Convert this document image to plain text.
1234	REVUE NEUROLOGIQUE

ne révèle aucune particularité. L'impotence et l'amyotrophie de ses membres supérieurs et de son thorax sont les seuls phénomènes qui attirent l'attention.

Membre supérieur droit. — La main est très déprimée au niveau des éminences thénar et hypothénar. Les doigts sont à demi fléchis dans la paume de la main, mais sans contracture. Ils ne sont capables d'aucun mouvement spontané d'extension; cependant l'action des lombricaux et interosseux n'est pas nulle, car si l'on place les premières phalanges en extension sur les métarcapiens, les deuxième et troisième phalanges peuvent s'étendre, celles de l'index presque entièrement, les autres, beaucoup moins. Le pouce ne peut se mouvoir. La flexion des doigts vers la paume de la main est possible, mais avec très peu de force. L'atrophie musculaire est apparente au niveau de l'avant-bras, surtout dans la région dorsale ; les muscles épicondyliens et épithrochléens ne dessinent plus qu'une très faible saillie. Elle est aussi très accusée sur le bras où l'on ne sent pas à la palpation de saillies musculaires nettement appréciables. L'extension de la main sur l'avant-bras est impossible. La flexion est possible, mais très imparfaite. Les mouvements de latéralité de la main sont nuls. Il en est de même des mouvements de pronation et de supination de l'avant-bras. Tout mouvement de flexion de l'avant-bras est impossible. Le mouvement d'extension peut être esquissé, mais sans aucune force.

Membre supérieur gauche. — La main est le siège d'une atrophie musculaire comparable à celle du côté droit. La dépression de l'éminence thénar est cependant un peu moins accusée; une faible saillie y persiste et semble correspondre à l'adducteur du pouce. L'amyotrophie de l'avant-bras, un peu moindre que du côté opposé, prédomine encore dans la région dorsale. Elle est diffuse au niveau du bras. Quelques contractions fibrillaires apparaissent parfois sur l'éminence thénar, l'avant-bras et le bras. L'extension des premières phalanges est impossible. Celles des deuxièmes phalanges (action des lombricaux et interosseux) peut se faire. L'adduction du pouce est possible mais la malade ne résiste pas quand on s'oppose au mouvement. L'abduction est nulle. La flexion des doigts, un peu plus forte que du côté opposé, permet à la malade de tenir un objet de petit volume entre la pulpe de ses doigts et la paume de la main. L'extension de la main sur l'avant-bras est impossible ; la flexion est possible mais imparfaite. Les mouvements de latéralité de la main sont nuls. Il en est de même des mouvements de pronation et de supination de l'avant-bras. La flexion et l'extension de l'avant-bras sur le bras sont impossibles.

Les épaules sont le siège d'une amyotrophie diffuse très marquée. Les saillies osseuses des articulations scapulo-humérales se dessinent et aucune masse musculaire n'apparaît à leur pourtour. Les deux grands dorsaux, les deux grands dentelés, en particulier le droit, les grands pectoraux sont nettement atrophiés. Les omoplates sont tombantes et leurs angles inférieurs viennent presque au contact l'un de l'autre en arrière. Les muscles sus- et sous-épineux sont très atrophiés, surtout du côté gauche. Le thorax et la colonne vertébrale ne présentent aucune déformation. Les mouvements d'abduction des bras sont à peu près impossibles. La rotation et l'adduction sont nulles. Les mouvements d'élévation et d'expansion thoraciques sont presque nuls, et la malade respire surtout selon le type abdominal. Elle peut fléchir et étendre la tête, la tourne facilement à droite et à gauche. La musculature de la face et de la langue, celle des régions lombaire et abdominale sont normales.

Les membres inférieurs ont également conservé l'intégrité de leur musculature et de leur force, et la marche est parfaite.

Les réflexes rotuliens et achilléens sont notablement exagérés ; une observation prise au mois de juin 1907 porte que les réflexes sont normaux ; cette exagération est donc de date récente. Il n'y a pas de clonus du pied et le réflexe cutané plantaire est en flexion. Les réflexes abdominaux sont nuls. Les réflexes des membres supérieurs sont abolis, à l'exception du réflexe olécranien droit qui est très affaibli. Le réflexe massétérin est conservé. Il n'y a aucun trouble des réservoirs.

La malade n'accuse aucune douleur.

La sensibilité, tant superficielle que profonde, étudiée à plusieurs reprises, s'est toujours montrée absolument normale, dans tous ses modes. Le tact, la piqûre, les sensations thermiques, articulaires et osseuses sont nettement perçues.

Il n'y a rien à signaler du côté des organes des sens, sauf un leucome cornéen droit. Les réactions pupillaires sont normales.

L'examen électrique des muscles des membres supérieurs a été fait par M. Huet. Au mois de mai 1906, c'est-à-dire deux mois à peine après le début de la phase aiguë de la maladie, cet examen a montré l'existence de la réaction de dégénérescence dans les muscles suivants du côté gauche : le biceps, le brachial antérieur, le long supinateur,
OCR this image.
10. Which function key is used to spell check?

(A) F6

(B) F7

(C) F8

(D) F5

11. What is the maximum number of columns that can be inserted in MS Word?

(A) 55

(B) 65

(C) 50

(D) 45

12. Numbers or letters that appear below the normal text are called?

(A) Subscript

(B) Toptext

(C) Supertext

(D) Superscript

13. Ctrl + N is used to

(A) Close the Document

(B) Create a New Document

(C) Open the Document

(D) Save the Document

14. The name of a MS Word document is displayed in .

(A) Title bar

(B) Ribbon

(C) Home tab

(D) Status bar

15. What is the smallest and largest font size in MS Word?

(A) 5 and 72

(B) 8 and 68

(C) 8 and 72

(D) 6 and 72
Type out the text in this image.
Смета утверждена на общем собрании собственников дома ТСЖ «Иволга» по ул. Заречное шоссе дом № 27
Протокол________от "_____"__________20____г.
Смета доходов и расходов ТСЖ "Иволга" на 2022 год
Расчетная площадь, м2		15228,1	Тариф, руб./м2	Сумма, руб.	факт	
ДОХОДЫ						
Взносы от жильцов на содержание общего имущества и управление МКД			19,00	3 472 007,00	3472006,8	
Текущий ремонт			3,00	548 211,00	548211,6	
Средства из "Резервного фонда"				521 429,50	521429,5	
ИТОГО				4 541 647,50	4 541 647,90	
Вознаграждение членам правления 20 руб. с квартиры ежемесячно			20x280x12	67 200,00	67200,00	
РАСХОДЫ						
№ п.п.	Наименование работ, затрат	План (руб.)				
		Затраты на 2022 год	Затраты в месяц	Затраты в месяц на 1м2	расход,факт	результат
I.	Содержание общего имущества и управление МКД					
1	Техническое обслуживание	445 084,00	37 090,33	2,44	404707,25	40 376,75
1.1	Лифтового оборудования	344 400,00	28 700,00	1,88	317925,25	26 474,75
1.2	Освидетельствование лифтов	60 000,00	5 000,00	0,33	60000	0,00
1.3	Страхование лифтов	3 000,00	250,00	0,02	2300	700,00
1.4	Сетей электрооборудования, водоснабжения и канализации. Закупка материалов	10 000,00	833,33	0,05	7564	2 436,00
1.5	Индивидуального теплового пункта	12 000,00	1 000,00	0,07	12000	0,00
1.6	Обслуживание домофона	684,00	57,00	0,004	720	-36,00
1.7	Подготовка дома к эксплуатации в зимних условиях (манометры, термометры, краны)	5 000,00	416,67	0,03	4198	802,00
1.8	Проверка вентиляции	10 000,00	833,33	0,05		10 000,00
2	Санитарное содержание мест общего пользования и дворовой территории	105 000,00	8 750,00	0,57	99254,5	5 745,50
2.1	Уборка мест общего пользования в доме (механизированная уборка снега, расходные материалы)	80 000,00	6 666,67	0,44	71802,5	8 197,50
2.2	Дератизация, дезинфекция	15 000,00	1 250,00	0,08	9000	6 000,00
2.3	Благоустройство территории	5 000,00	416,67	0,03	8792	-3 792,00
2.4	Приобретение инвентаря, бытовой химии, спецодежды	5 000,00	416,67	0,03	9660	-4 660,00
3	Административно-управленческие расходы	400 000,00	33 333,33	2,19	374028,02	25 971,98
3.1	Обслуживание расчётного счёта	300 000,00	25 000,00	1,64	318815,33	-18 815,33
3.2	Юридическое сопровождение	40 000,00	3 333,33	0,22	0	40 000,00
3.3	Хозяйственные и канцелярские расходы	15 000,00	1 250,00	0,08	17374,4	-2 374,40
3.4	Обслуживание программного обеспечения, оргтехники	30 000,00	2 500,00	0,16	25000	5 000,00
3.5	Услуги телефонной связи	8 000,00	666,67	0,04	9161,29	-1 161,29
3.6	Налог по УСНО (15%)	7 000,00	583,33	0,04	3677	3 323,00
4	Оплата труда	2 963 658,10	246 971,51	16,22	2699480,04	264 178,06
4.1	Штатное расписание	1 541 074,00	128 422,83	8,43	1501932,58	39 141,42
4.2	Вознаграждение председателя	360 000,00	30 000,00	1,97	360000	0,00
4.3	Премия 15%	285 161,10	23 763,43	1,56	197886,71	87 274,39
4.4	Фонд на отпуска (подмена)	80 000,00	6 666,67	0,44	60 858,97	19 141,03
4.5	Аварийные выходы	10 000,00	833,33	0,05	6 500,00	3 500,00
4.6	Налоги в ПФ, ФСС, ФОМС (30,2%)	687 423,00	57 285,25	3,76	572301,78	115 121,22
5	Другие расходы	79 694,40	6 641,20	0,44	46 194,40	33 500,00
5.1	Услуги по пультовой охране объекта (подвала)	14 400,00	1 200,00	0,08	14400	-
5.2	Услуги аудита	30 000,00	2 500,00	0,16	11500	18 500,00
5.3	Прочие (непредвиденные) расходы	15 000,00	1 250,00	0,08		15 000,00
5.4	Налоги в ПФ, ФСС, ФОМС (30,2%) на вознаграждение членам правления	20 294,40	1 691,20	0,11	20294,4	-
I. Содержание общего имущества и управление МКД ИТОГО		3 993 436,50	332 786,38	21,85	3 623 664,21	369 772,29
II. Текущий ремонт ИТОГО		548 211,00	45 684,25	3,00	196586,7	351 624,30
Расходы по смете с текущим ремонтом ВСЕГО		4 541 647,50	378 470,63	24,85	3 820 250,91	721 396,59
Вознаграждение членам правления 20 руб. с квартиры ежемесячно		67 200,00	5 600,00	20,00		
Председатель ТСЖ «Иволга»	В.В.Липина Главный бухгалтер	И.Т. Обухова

____

▶ Work to complete:
Which lines hold the string "Иволга"? Copy all of them from the data above.

▶ The output:
Смета утверждена на общем собрании собственников дома ТСЖ «Иволга» по ул. Заречное шоссе дом № 27
Смета доходов и расходов ТСЖ "Иволга" на 2022 год
Председатель ТСЖ «Иволга»	В.В.Липина Главный бухгалтер	И.Т. Обухова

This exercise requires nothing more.